▶ Work task 1
In the commentary on the memo, restate the passage from "2. Further, it" to "a good one.)", swapping "loner" for "recluse".
▶ Work task 2
According to the commentary on the memo, how many names does the Forebears.io/surnames database hold?
---- Document extract
These days the term appears everywhere, and in practical use has the effect as a “thought stopper”. As soon as some clown says “Watcha got there, a conspiracy theory?”, the term “tinfoil hat” makes its way into the conversation, and the skeptical person is cowed into silence by those of lesser intelligence. In other words it is a tool, used by clowns, to prevent smart people from speaking their minds in public. It is simply brilliant.

This morning I took a trip through the 1400-word memo. It was written by Clayton P. Nurnad, and there is no biographical data available on him. Ancestry.com turns up no information on such a person. Forebears.io/surnames, with a database of 31 million names, turns up no Nurnad. Given that, I think it safe to speculate the name is made up, typical of a spook agency. We have no idea who wrote it.

I have underlined various sentences and phrases I found interesting.  I note with interest that:

  1. The document relies on the two-party system and disagreements between them as a real thing, so that it says that Gerald R. Ford, a Republican, would not hold his tongue for sake of Democrats, and likewise Senator Richard Russell, a Democrat vs Republicans. CIA surely knows this to be nothing more than a masquerade.
  2. Further, it states that Oswald was a loner, and so would not /could not be a CIA employee. (Not necessarily that, but this man Oswald, an actor, was a good one.)
--------
---- Supplied entries
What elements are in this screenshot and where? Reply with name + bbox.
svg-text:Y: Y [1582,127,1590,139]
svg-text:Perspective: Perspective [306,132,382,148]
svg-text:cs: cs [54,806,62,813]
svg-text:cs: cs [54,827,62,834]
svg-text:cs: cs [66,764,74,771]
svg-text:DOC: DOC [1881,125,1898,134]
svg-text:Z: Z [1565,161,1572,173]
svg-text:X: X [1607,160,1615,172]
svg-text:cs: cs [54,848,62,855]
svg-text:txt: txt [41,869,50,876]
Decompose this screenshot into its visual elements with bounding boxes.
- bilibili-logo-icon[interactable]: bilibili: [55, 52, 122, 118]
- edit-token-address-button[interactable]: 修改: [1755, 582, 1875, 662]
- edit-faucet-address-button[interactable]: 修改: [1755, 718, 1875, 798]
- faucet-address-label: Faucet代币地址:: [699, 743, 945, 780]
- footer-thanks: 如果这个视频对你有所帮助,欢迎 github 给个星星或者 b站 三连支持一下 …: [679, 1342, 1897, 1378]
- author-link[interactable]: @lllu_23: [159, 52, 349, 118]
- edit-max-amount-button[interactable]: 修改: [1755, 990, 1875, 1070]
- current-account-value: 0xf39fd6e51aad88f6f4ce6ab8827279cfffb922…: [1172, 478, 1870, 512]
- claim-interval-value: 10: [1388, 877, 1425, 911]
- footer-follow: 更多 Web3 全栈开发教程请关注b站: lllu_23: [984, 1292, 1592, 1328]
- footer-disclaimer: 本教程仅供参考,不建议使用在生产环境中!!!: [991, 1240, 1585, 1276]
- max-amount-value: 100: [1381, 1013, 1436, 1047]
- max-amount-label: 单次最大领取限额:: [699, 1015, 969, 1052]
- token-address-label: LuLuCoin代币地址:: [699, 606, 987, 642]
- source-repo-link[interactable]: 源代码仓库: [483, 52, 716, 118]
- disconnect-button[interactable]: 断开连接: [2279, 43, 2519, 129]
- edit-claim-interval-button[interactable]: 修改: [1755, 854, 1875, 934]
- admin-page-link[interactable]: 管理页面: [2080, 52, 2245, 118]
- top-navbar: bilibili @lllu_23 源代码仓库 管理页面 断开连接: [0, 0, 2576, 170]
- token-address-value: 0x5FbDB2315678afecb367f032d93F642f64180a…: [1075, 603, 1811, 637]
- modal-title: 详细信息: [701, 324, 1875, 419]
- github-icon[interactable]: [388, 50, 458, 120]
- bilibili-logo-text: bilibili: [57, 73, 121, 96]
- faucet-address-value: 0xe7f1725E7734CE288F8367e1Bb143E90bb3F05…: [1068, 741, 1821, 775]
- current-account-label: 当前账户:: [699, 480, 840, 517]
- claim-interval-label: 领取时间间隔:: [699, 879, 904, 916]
--------
▶ Answer section 1
2. Further, it states that Oswald was a recluse, and so would not /could not be a CIA employee. (Not necessarily that, but this man Oswald, an actor, was a good one.)

▶ Answer section 2
31 million names.